» **DATA SUPPLIED**

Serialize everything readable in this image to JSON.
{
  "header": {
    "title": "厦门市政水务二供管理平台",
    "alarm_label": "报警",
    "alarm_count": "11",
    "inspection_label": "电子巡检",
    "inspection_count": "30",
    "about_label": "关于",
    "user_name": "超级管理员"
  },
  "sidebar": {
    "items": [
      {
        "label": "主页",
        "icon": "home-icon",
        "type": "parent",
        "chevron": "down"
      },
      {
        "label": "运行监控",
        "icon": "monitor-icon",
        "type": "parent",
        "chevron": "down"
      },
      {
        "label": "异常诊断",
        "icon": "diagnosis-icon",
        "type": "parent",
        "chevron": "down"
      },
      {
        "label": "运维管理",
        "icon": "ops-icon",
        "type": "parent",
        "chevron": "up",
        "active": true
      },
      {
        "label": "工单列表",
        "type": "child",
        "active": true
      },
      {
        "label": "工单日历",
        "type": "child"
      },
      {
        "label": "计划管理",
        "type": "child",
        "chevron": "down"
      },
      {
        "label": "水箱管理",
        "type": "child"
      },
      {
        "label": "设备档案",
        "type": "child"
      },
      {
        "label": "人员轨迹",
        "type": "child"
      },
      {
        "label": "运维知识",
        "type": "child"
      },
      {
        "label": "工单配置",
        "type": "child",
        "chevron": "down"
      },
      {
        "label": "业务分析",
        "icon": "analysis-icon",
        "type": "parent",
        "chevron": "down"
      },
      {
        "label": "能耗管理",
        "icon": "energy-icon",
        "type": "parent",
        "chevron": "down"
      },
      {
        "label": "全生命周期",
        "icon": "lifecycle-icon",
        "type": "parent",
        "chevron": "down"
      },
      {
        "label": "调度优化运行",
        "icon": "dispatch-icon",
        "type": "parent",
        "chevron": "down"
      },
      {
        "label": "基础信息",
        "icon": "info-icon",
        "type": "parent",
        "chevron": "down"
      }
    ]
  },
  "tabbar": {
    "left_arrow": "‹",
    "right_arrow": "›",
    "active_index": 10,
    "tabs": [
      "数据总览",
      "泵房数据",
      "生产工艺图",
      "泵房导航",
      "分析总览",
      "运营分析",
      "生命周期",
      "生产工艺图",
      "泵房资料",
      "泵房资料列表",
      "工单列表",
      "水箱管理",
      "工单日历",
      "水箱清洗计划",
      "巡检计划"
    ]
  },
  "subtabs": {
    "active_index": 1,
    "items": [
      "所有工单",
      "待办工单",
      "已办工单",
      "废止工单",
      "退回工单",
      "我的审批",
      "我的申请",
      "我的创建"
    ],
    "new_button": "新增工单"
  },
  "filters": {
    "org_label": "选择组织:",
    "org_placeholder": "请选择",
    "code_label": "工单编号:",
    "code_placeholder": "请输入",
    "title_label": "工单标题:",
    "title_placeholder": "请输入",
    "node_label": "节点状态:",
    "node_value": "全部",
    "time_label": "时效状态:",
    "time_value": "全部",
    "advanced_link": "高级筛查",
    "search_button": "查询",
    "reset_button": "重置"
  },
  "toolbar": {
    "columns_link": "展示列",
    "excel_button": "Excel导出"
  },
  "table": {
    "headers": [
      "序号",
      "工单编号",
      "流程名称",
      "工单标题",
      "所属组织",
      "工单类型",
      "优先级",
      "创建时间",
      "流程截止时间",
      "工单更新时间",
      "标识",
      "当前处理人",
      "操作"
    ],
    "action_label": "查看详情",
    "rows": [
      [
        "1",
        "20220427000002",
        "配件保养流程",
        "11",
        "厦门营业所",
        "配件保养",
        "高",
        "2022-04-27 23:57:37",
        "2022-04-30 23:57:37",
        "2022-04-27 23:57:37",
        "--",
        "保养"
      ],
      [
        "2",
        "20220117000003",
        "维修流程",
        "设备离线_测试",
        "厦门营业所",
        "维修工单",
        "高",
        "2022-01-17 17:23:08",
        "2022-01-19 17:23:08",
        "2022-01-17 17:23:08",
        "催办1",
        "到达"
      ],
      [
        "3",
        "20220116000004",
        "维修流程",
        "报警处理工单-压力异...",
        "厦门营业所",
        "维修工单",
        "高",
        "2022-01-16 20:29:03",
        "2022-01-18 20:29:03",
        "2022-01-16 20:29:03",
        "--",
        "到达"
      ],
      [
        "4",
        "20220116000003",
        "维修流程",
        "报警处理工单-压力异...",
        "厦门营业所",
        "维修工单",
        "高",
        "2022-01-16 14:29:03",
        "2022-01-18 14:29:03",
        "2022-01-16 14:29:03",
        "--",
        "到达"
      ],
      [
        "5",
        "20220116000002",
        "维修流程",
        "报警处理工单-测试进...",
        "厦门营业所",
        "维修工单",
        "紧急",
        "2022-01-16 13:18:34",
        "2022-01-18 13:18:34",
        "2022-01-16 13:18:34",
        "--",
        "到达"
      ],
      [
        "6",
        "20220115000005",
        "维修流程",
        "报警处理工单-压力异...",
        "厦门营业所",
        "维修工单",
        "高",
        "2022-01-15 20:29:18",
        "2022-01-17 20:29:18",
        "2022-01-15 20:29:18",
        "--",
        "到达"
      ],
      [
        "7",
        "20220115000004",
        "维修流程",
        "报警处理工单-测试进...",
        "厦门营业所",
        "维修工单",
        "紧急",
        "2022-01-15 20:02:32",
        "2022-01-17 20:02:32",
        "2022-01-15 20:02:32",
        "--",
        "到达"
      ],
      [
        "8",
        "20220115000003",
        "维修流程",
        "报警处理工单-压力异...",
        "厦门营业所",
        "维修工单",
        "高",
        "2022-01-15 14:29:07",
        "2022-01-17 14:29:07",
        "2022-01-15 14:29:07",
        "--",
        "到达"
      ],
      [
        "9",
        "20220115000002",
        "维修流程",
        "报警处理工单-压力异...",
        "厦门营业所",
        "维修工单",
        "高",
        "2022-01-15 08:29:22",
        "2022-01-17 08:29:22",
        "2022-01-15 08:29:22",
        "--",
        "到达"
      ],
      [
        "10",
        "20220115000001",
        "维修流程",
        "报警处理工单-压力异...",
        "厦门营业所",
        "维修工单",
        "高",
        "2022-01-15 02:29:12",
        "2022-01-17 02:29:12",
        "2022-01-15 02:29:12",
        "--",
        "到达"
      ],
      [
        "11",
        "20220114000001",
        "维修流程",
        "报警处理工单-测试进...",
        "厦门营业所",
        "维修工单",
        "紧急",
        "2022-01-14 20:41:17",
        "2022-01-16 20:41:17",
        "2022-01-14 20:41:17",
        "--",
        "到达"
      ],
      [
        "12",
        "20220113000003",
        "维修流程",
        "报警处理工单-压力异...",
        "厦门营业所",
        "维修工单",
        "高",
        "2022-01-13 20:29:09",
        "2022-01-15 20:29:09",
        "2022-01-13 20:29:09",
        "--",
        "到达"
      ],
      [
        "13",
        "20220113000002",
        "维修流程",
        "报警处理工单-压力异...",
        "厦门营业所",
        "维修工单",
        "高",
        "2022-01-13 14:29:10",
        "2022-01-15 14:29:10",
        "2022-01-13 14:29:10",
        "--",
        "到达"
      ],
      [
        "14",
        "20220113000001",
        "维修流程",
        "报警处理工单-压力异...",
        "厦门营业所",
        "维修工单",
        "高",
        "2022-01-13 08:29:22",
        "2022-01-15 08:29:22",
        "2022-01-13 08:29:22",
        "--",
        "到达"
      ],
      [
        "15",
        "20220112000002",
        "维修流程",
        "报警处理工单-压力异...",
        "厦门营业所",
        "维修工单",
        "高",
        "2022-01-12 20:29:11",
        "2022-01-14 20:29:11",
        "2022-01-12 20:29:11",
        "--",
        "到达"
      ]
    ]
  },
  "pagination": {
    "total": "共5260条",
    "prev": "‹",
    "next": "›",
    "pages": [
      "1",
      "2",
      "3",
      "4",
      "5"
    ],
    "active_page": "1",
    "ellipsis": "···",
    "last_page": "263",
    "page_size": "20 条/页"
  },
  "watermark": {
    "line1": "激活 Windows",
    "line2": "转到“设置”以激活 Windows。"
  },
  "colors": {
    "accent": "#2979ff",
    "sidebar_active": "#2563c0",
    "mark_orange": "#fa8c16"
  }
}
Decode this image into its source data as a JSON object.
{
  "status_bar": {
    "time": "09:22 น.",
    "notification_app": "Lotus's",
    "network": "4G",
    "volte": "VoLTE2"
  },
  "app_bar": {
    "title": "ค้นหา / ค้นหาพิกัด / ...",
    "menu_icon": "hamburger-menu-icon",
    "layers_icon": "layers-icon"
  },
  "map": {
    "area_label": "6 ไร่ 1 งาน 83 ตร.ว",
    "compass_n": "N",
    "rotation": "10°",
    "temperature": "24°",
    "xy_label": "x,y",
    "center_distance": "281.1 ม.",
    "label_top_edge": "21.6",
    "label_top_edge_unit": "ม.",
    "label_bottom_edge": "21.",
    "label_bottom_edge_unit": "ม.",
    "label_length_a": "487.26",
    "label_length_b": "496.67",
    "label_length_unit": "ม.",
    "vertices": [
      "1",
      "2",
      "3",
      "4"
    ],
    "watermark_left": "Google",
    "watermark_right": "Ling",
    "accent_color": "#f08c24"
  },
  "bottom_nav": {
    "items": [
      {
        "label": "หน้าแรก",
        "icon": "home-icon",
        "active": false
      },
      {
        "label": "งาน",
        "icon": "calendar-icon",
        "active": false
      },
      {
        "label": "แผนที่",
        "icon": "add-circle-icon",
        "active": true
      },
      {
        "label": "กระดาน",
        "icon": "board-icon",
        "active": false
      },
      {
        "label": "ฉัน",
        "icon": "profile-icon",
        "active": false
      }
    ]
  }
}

» **WHAT YOU HAVE TO DO**
Reproduce each line of the entries in which the word "Windows" is found.

» **WRITTEN RESPONSE**
    "line1": "激活 Windows",
    "line2": "转到“设置”以激活 Windows。"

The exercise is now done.